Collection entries
● ● ● ● ● ● ●

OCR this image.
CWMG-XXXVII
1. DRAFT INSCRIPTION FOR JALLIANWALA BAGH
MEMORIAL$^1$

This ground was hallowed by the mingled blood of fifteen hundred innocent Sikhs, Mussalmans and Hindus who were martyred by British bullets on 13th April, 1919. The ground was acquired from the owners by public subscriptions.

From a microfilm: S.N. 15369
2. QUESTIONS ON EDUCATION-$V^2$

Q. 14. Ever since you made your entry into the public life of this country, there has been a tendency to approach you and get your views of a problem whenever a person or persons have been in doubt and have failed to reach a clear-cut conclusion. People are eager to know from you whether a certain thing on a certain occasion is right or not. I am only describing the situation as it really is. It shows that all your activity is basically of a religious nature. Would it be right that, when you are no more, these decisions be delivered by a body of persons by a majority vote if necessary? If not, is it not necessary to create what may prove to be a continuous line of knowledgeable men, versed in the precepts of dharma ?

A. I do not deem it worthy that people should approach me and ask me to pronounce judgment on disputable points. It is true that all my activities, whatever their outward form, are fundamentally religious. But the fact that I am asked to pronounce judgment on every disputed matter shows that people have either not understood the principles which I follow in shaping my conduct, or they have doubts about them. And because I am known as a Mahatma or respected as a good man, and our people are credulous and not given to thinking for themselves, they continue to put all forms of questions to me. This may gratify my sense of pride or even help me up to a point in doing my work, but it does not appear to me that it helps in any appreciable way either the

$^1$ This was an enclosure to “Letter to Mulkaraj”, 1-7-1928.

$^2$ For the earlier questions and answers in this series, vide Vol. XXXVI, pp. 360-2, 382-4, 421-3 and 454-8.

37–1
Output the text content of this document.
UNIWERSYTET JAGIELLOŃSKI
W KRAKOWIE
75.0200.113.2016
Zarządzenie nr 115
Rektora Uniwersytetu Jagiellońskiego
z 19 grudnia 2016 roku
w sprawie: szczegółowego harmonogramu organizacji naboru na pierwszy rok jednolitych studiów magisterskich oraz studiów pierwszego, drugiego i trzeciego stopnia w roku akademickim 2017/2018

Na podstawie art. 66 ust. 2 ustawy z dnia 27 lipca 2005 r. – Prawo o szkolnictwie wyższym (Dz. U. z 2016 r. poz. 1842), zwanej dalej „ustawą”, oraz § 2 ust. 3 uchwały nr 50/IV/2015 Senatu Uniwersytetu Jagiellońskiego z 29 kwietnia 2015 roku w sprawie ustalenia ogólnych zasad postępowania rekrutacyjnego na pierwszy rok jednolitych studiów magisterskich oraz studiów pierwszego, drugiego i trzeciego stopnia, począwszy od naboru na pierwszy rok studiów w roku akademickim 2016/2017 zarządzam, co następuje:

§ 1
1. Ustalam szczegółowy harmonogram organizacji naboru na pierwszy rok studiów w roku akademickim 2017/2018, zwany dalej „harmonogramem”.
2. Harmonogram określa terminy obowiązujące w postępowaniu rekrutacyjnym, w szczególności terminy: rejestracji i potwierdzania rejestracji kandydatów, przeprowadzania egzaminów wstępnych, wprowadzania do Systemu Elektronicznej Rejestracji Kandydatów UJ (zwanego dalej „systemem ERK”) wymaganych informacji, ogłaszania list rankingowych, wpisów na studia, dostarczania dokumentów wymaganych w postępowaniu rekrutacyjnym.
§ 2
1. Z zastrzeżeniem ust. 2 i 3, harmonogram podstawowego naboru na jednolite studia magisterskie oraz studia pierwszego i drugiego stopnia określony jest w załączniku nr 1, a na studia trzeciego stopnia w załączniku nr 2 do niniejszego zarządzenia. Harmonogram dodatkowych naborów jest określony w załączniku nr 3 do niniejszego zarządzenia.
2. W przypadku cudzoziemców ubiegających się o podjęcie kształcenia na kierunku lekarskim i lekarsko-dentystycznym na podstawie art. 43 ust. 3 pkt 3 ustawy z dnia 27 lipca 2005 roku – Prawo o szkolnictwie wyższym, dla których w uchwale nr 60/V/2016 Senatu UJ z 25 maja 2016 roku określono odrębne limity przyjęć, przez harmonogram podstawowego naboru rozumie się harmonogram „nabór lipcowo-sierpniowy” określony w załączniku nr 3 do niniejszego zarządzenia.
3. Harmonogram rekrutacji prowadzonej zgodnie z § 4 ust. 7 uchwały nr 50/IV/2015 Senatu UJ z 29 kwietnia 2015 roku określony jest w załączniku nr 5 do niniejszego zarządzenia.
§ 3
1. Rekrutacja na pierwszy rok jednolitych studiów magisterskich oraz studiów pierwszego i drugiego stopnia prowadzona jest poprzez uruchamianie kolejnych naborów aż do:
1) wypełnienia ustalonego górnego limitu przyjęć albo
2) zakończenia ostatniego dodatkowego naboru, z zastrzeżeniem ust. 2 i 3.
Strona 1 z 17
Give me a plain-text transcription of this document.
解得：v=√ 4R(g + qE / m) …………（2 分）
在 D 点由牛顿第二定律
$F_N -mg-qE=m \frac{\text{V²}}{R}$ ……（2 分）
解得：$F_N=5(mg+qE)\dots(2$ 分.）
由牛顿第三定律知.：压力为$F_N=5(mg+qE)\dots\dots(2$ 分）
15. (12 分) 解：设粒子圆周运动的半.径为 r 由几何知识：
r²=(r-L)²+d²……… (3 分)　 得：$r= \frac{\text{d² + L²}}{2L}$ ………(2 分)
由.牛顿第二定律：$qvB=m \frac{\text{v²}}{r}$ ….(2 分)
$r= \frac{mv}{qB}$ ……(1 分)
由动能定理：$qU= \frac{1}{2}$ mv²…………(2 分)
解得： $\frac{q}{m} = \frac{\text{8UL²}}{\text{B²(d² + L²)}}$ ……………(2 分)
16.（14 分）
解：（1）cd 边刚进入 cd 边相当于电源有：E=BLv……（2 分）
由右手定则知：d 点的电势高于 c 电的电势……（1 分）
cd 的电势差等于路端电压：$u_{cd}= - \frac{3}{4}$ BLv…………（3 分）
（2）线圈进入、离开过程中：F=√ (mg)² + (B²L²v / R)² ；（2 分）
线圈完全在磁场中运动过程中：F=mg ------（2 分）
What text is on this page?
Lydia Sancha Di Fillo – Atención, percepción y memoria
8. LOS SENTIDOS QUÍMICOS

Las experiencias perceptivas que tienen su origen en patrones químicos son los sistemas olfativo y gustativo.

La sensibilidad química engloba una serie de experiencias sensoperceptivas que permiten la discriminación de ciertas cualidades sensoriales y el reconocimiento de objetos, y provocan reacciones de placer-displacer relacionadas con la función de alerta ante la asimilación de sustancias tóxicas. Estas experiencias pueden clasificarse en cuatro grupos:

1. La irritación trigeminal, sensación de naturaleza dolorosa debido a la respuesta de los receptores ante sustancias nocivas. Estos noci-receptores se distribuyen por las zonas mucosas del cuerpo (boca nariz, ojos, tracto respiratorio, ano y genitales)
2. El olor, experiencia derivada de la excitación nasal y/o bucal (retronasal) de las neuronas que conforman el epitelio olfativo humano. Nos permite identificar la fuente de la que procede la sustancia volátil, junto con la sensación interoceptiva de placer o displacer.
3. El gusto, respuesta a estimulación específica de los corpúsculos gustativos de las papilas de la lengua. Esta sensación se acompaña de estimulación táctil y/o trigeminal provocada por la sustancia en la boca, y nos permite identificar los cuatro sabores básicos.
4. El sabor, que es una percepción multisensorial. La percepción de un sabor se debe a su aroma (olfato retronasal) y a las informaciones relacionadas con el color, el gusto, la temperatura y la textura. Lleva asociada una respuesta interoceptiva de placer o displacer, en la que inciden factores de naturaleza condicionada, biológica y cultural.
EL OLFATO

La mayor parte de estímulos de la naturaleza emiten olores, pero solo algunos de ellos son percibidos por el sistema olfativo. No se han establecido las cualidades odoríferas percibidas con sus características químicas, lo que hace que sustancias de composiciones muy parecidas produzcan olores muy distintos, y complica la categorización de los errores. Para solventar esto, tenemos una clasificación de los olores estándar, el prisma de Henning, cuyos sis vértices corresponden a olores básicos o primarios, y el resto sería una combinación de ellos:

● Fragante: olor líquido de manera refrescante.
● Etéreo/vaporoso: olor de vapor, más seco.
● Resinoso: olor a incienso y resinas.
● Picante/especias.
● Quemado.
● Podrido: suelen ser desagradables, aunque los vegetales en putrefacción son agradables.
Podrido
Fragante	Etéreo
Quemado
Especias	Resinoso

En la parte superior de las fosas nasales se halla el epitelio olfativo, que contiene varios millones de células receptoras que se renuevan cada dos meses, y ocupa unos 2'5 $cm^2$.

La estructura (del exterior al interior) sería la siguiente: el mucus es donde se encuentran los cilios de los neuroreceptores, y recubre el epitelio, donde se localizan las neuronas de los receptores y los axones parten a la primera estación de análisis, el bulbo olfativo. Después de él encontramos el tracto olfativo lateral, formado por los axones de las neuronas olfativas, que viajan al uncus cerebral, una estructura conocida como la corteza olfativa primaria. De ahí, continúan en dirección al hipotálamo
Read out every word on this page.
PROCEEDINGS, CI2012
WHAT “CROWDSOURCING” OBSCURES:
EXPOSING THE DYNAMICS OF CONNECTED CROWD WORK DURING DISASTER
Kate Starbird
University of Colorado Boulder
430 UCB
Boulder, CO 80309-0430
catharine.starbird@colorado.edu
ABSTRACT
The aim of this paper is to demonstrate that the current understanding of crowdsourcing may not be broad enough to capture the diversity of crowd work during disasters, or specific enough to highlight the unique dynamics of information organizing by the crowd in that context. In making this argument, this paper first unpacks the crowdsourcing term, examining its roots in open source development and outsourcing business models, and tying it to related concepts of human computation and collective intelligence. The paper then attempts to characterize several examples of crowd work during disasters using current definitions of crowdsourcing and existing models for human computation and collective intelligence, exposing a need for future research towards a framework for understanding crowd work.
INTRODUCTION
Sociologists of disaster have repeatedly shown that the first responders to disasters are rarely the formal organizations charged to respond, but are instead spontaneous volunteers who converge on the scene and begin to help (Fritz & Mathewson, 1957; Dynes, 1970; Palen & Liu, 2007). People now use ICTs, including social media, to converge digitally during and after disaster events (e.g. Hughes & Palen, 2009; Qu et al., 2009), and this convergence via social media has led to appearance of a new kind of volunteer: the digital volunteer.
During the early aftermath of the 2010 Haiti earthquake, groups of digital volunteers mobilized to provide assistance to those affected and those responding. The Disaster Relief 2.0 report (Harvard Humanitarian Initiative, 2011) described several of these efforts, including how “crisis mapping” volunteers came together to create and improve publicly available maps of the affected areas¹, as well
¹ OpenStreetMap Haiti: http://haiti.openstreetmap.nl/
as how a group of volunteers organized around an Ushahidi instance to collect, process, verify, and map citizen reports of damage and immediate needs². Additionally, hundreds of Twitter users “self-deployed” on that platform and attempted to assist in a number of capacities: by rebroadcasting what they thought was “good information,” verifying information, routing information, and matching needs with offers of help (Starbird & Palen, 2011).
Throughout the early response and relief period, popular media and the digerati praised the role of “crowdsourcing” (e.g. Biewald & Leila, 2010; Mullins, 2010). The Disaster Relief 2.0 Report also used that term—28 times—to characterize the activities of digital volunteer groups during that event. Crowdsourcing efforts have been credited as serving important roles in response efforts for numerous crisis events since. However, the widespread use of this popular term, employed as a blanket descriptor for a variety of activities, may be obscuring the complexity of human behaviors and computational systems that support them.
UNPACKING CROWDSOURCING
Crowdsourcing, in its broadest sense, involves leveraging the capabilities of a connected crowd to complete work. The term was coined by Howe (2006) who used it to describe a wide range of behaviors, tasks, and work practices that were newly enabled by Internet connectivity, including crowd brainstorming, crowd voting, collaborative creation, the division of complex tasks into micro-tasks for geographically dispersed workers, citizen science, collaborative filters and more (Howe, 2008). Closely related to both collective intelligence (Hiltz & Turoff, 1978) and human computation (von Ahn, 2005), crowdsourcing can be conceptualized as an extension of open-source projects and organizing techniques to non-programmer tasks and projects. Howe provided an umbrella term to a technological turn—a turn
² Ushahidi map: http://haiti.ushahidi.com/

● ● ● ● ● ● ●

**Short problem**. Gather every line from the listing above in which "Boulder" appears, and copy those lines.

**Task answer**.
University of Colorado Boulder
Boulder, CO 80309-0430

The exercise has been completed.